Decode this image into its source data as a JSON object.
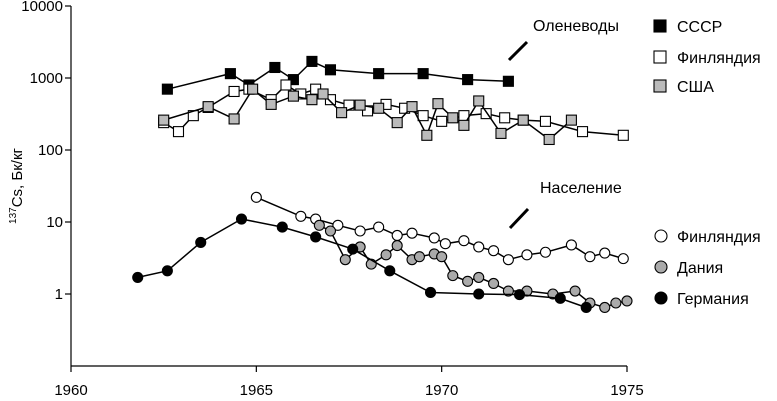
{
  "chart_data": {
    "type": "line",
    "title": "",
    "xlabel": "",
    "ylabel": {
      "superscript": "137",
      "main": "Cs, Бк/кг"
    },
    "x_axis": {
      "range": [
        1960,
        1975
      ],
      "ticks": [
        1960,
        1965,
        1970,
        1975
      ]
    },
    "y_axis": {
      "scale": "log",
      "range": [
        0.1,
        10000
      ],
      "ticks": [
        1,
        10,
        100,
        1000,
        10000
      ],
      "tick_labels": [
        "1",
        "10",
        "100",
        "1000",
        "10000"
      ]
    },
    "groups": [
      {
        "title": "Оленеводы",
        "series_indices": [
          0,
          1,
          2
        ]
      },
      {
        "title": "Население",
        "series_indices": [
          3,
          4,
          5
        ]
      }
    ],
    "series": [
      {
        "name": "СССР",
        "marker": "square",
        "fill": "#000000",
        "x": [
          1962.6,
          1964.3,
          1964.8,
          1965.5,
          1966.0,
          1966.5,
          1967.0,
          1968.3,
          1969.5,
          1970.7,
          1971.8
        ],
        "y": [
          700,
          1150,
          800,
          1400,
          950,
          1700,
          1300,
          1150,
          1150,
          950,
          900
        ]
      },
      {
        "name": "Финляндия",
        "marker": "square",
        "fill": "#ffffff",
        "x": [
          1962.5,
          1962.9,
          1963.3,
          1963.7,
          1964.4,
          1964.8,
          1965.4,
          1965.8,
          1966.2,
          1966.6,
          1967.0,
          1967.5,
          1968.0,
          1968.5,
          1969.0,
          1969.5,
          1970.0,
          1970.6,
          1971.2,
          1971.7,
          1972.2,
          1972.8,
          1973.8,
          1974.9
        ],
        "y": [
          240,
          180,
          300,
          390,
          650,
          700,
          500,
          800,
          600,
          700,
          500,
          420,
          350,
          430,
          380,
          300,
          250,
          300,
          320,
          280,
          260,
          250,
          180,
          160
        ]
      },
      {
        "name": "США",
        "marker": "square",
        "fill": "#bbbbbb",
        "x": [
          1962.5,
          1963.7,
          1964.4,
          1964.9,
          1965.4,
          1966.0,
          1966.5,
          1966.8,
          1967.3,
          1967.8,
          1968.3,
          1968.8,
          1969.2,
          1969.6,
          1969.9,
          1970.3,
          1970.6,
          1971.0,
          1971.6,
          1972.2,
          1972.9,
          1973.5
        ],
        "y": [
          260,
          400,
          270,
          700,
          430,
          560,
          500,
          600,
          330,
          420,
          380,
          240,
          400,
          160,
          440,
          280,
          220,
          480,
          170,
          260,
          140,
          260
        ]
      },
      {
        "name": "Финляндия",
        "marker": "circle",
        "fill": "#ffffff",
        "x": [
          1965.0,
          1966.2,
          1966.6,
          1967.2,
          1967.8,
          1968.3,
          1968.8,
          1969.2,
          1969.8,
          1970.1,
          1970.6,
          1971.0,
          1971.4,
          1971.8,
          1972.3,
          1972.8,
          1973.5,
          1974.0,
          1974.4,
          1974.9
        ],
        "y": [
          22,
          12,
          11,
          9,
          7.5,
          8.5,
          6.5,
          7,
          6.0,
          5.0,
          5.5,
          4.5,
          4.0,
          3.0,
          3.5,
          3.8,
          4.8,
          3.3,
          3.7,
          3.1
        ]
      },
      {
        "name": "Дания",
        "marker": "circle",
        "fill": "#aaaaaa",
        "x": [
          1966.7,
          1967.0,
          1967.4,
          1967.8,
          1968.1,
          1968.5,
          1968.8,
          1969.2,
          1969.4,
          1969.8,
          1970.0,
          1970.3,
          1970.7,
          1971.0,
          1971.4,
          1971.8,
          1972.3,
          1973.0,
          1973.6,
          1974.0,
          1974.4,
          1974.7,
          1975.0
        ],
        "y": [
          9,
          7.5,
          3.0,
          4.5,
          2.6,
          3.5,
          4.7,
          3.0,
          3.3,
          3.6,
          3.3,
          1.8,
          1.5,
          1.7,
          1.4,
          1.1,
          1.1,
          1.0,
          1.1,
          0.75,
          0.65,
          0.75,
          0.8
        ]
      },
      {
        "name": "Германия",
        "marker": "circle",
        "fill": "#000000",
        "x": [
          1961.8,
          1962.6,
          1963.5,
          1964.6,
          1965.7,
          1966.6,
          1967.6,
          1968.6,
          1969.7,
          1971.0,
          1972.1,
          1973.2,
          1973.9
        ],
        "y": [
          1.7,
          2.1,
          5.2,
          11,
          8.5,
          6.2,
          4.2,
          2.1,
          1.05,
          1.0,
          0.98,
          0.87,
          0.65
        ]
      }
    ]
  }
}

▬▬▬

*Prompt*: Quote each line of the listing exactly, but leave the pictures out.

*Answer to this task*:
Decode this image into its source data as a JSON object.
{
  "chart_data": {
    "type": "line",
    "title": "",
    "xlabel": "",
    "ylabel": {
      "superscript": "137",
      "main": "Cs, Бк/кг"
    },
    "x_axis": {
      "range": [
        1960,
        1975
      ],
      "ticks": [
        1960,
        1965,
        1970,
        1975
      ]
    },
    "y_axis": {
      "scale": "log",
      "range": [
        0.1,
        10000
      ],
      "ticks": [
        1,
        10,
        100,
        1000,
        10000
      ],
      "tick_labels": [
        "1",
        "10",
        "100",
        "1000",
        "10000"
      ]
    },
    "groups": [
      {
        "title": "Оленеводы",
        "series_indices": [
          0,
          1,
          2
        ]
      },
      {
        "title": "Население",
        "series_indices": [
          3,
          4,
          5
        ]
      }
    ],
    "series": [
      {
        "name": "СССР",
        "marker": "square",
        "fill": "#000000",
        "x": [
          1962.6,
          1964.3,
          1964.8,
          1965.5,
          1966.0,
          1966.5,
          1967.0,
          1968.3,
          1969.5,
          1970.7,
          1971.8
        ],
        "y": [
          700,
          1150,
          800,
          1400,
          950,
          1700,
          1300,
          1150,
          1150,
          950,
          900
        ]
      },
      {
        "name": "Финляндия",
        "marker": "square",
        "fill": "#ffffff",
        "x": [
          1962.5,
          1962.9,
          1963.3,
          1963.7,
          1964.4,
          1964.8,
          1965.4,
          1965.8,
          1966.2,
          1966.6,
          1967.0,
          1967.5,
          1968.0,
          1968.5,
          1969.0,
          1969.5,
          1970.0,
          1970.6,
          1971.2,
          1971.7,
          1972.2,
          1972.8,
          1973.8,
          1974.9
        ],
        "y": [
          240,
          180,
          300,
          390,
          650,
          700,
          500,
          800,
          600,
          700,
          500,
          420,
          350,
          430,
          380,
          300,
          250,
          300,
          320,
          280,
          260,
          250,
          180,
          160
        ]
      },
      {
        "name": "США",
        "marker": "square",
        "fill": "#bbbbbb",
        "x": [
          1962.5,
          1963.7,
          1964.4,
          1964.9,
          1965.4,
          1966.0,
          1966.5,
          1966.8,
          1967.3,
          1967.8,
          1968.3,
          1968.8,
          1969.2,
          1969.6,
          1969.9,
          1970.3,
          1970.6,
          1971.0,
          1971.6,
          1972.2,
          1972.9,
          1973.5
        ],
        "y": [
          260,
          400,
          270,
          700,
          430,
          560,
          500,
          600,
          330,
          420,
          380,
          240,
          400,
          160,
          440,
          280,
          220,
          480,
          170,
          260,
          140,
          260
        ]
      },
      {
        "name": "Финляндия",
        "marker": "circle",
        "fill": "#ffffff",
        "x": [
          1965.0,
          1966.2,
          1966.6,
          1967.2,
          1967.8,
          1968.3,
          1968.8,
          1969.2,
          1969.8,
          1970.1,
          1970.6,
          1971.0,
          1971.4,
          1971.8,
          1972.3,
          1972.8,
          1973.5,
          1974.0,
          1974.4,
          1974.9
        ],
        "y": [
          22,
          12,
          11,
          9,
          7.5,
          8.5,
          6.5,
          7,
          6.0,
          5.0,
          5.5,
          4.5,
          4.0,
          3.0,
          3.5,
          3.8,
          4.8,
          3.3,
          3.7,
          3.1
        ]
      },
      {
        "name": "Дания",
        "marker": "circle",
        "fill": "#aaaaaa",
        "x": [
          1966.7,
          1967.0,
          1967.4,
          1967.8,
          1968.1,
          1968.5,
          1968.8,
          1969.2,
          1969.4,
          1969.8,
          1970.0,
          1970.3,
          1970.7,
          1971.0,
          1971.4,
          1971.8,
          1972.3,
          1973.0,
          1973.6,
          1974.0,
          1974.4,
          1974.7,
          1975.0
        ],
        "y": [
          9,
          7.5,
          3.0,
          4.5,
          2.6,
          3.5,
          4.7,
          3.0,
          3.3,
          3.6,
          3.3,
          1.8,
          1.5,
          1.7,
          1.4,
          1.1,
          1.1,
          1.0,
          1.1,
          0.75,
          0.65,
          0.75,
          0.8
        ]
      },
      {
        "name": "Германия",
        "marker": "circle",
        "fill": "#000000",
        "x": [
          1961.8,
          1962.6,
          1963.5,
          1964.6,
          1965.7,
          1966.6,
          1967.6,
          1968.6,
          1969.7,
          1971.0,
          1972.1,
          1973.2,
          1973.9
        ],
        "y": [
          1.7,
          2.1,
          5.2,
          11,
          8.5,
          6.2,
          4.2,
          2.1,
          1.05,
          1.0,
          0.98,
          0.87,
          0.65
        ]
      }
    ]
  }
}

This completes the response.